TASK INSTRUCTIONS: Quote the listing in full, exactly as given, minus any pictures.

MATERIAL FOR THE TASK:
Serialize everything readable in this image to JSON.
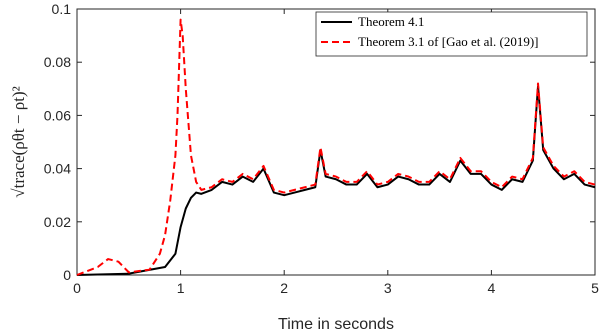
{
  "chart_data": {
    "type": "line",
    "xlabel": "Time in seconds",
    "ylabel": "√trace(ρθt − ρt)²",
    "xlim": [
      0,
      5
    ],
    "ylim": [
      0,
      0.1
    ],
    "x_ticks": [
      0,
      1,
      2,
      3,
      4,
      5
    ],
    "x_tick_labels": [
      "0",
      "1",
      "2",
      "3",
      "4",
      "5"
    ],
    "y_ticks": [
      0,
      0.02,
      0.04,
      0.06,
      0.08,
      0.1
    ],
    "y_tick_labels": [
      "0",
      "0.02",
      "0.04",
      "0.06",
      "0.08",
      "0.1"
    ],
    "grid": false,
    "legend_position": "top-right",
    "series": [
      {
        "name": "Theorem 4.1",
        "color": "#000000",
        "style": "solid",
        "x": [
          0,
          0.5,
          0.85,
          0.95,
          1.0,
          1.05,
          1.1,
          1.15,
          1.2,
          1.3,
          1.4,
          1.5,
          1.6,
          1.7,
          1.8,
          1.9,
          2.0,
          2.1,
          2.2,
          2.3,
          2.35,
          2.4,
          2.5,
          2.6,
          2.7,
          2.8,
          2.9,
          3.0,
          3.1,
          3.2,
          3.3,
          3.4,
          3.5,
          3.6,
          3.7,
          3.8,
          3.9,
          4.0,
          4.1,
          4.2,
          4.3,
          4.4,
          4.45,
          4.5,
          4.6,
          4.7,
          4.8,
          4.9,
          5.0
        ],
        "y": [
          0,
          0.0005,
          0.003,
          0.008,
          0.018,
          0.025,
          0.029,
          0.031,
          0.0305,
          0.032,
          0.035,
          0.034,
          0.037,
          0.035,
          0.04,
          0.031,
          0.03,
          0.031,
          0.032,
          0.033,
          0.047,
          0.037,
          0.036,
          0.034,
          0.034,
          0.038,
          0.033,
          0.034,
          0.037,
          0.036,
          0.034,
          0.034,
          0.038,
          0.035,
          0.043,
          0.038,
          0.038,
          0.034,
          0.032,
          0.036,
          0.035,
          0.043,
          0.071,
          0.047,
          0.04,
          0.036,
          0.038,
          0.034,
          0.033
        ]
      },
      {
        "name": "Theorem 3.1 of [Gao et al. (2019)]",
        "color": "#ff0000",
        "style": "dashed",
        "x": [
          0,
          0.2,
          0.3,
          0.4,
          0.5,
          0.7,
          0.8,
          0.85,
          0.9,
          0.95,
          0.97,
          1.0,
          1.02,
          1.05,
          1.08,
          1.1,
          1.15,
          1.2,
          1.3,
          1.4,
          1.5,
          1.6,
          1.7,
          1.8,
          1.9,
          2.0,
          2.1,
          2.2,
          2.3,
          2.35,
          2.4,
          2.5,
          2.6,
          2.7,
          2.8,
          2.9,
          3.0,
          3.1,
          3.2,
          3.3,
          3.4,
          3.5,
          3.6,
          3.7,
          3.8,
          3.9,
          4.0,
          4.1,
          4.2,
          4.3,
          4.4,
          4.45,
          4.5,
          4.6,
          4.7,
          4.8,
          4.9,
          5.0
        ],
        "y": [
          0,
          0.003,
          0.006,
          0.005,
          0.001,
          0.002,
          0.008,
          0.015,
          0.028,
          0.045,
          0.06,
          0.096,
          0.09,
          0.07,
          0.055,
          0.045,
          0.035,
          0.032,
          0.033,
          0.036,
          0.035,
          0.038,
          0.036,
          0.041,
          0.032,
          0.031,
          0.032,
          0.033,
          0.034,
          0.048,
          0.038,
          0.037,
          0.035,
          0.035,
          0.039,
          0.034,
          0.035,
          0.038,
          0.037,
          0.035,
          0.035,
          0.039,
          0.036,
          0.044,
          0.039,
          0.039,
          0.035,
          0.033,
          0.037,
          0.036,
          0.044,
          0.072,
          0.048,
          0.041,
          0.037,
          0.039,
          0.035,
          0.034
        ]
      }
    ]
  }
}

COMPLETE RESPONSE:
Serialize everything readable in this image to JSON.
{
  "chart_data": {
    "type": "line",
    "xlabel": "Time in seconds",
    "ylabel": "√trace(ρθt − ρt)²",
    "xlim": [
      0,
      5
    ],
    "ylim": [
      0,
      0.1
    ],
    "x_ticks": [
      0,
      1,
      2,
      3,
      4,
      5
    ],
    "x_tick_labels": [
      "0",
      "1",
      "2",
      "3",
      "4",
      "5"
    ],
    "y_ticks": [
      0,
      0.02,
      0.04,
      0.06,
      0.08,
      0.1
    ],
    "y_tick_labels": [
      "0",
      "0.02",
      "0.04",
      "0.06",
      "0.08",
      "0.1"
    ],
    "grid": false,
    "legend_position": "top-right",
    "series": [
      {
        "name": "Theorem 4.1",
        "color": "#000000",
        "style": "solid",
        "x": [
          0,
          0.5,
          0.85,
          0.95,
          1.0,
          1.05,
          1.1,
          1.15,
          1.2,
          1.3,
          1.4,
          1.5,
          1.6,
          1.7,
          1.8,
          1.9,
          2.0,
          2.1,
          2.2,
          2.3,
          2.35,
          2.4,
          2.5,
          2.6,
          2.7,
          2.8,
          2.9,
          3.0,
          3.1,
          3.2,
          3.3,
          3.4,
          3.5,
          3.6,
          3.7,
          3.8,
          3.9,
          4.0,
          4.1,
          4.2,
          4.3,
          4.4,
          4.45,
          4.5,
          4.6,
          4.7,
          4.8,
          4.9,
          5.0
        ],
        "y": [
          0,
          0.0005,
          0.003,
          0.008,
          0.018,
          0.025,
          0.029,
          0.031,
          0.0305,
          0.032,
          0.035,
          0.034,
          0.037,
          0.035,
          0.04,
          0.031,
          0.03,
          0.031,
          0.032,
          0.033,
          0.047,
          0.037,
          0.036,
          0.034,
          0.034,
          0.038,
          0.033,
          0.034,
          0.037,
          0.036,
          0.034,
          0.034,
          0.038,
          0.035,
          0.043,
          0.038,
          0.038,
          0.034,
          0.032,
          0.036,
          0.035,
          0.043,
          0.071,
          0.047,
          0.04,
          0.036,
          0.038,
          0.034,
          0.033
        ]
      },
      {
        "name": "Theorem 3.1 of [Gao et al. (2019)]",
        "color": "#ff0000",
        "style": "dashed",
        "x": [
          0,
          0.2,
          0.3,
          0.4,
          0.5,
          0.7,
          0.8,
          0.85,
          0.9,
          0.95,
          0.97,
          1.0,
          1.02,
          1.05,
          1.08,
          1.1,
          1.15,
          1.2,
          1.3,
          1.4,
          1.5,
          1.6,
          1.7,
          1.8,
          1.9,
          2.0,
          2.1,
          2.2,
          2.3,
          2.35,
          2.4,
          2.5,
          2.6,
          2.7,
          2.8,
          2.9,
          3.0,
          3.1,
          3.2,
          3.3,
          3.4,
          3.5,
          3.6,
          3.7,
          3.8,
          3.9,
          4.0,
          4.1,
          4.2,
          4.3,
          4.4,
          4.45,
          4.5,
          4.6,
          4.7,
          4.8,
          4.9,
          5.0
        ],
        "y": [
          0,
          0.003,
          0.006,
          0.005,
          0.001,
          0.002,
          0.008,
          0.015,
          0.028,
          0.045,
          0.06,
          0.096,
          0.09,
          0.07,
          0.055,
          0.045,
          0.035,
          0.032,
          0.033,
          0.036,
          0.035,
          0.038,
          0.036,
          0.041,
          0.032,
          0.031,
          0.032,
          0.033,
          0.034,
          0.048,
          0.038,
          0.037,
          0.035,
          0.035,
          0.039,
          0.034,
          0.035,
          0.038,
          0.037,
          0.035,
          0.035,
          0.039,
          0.036,
          0.044,
          0.039,
          0.039,
          0.035,
          0.033,
          0.037,
          0.036,
          0.044,
          0.072,
          0.048,
          0.041,
          0.037,
          0.039,
          0.035,
          0.034
        ]
      }
    ]
  }
}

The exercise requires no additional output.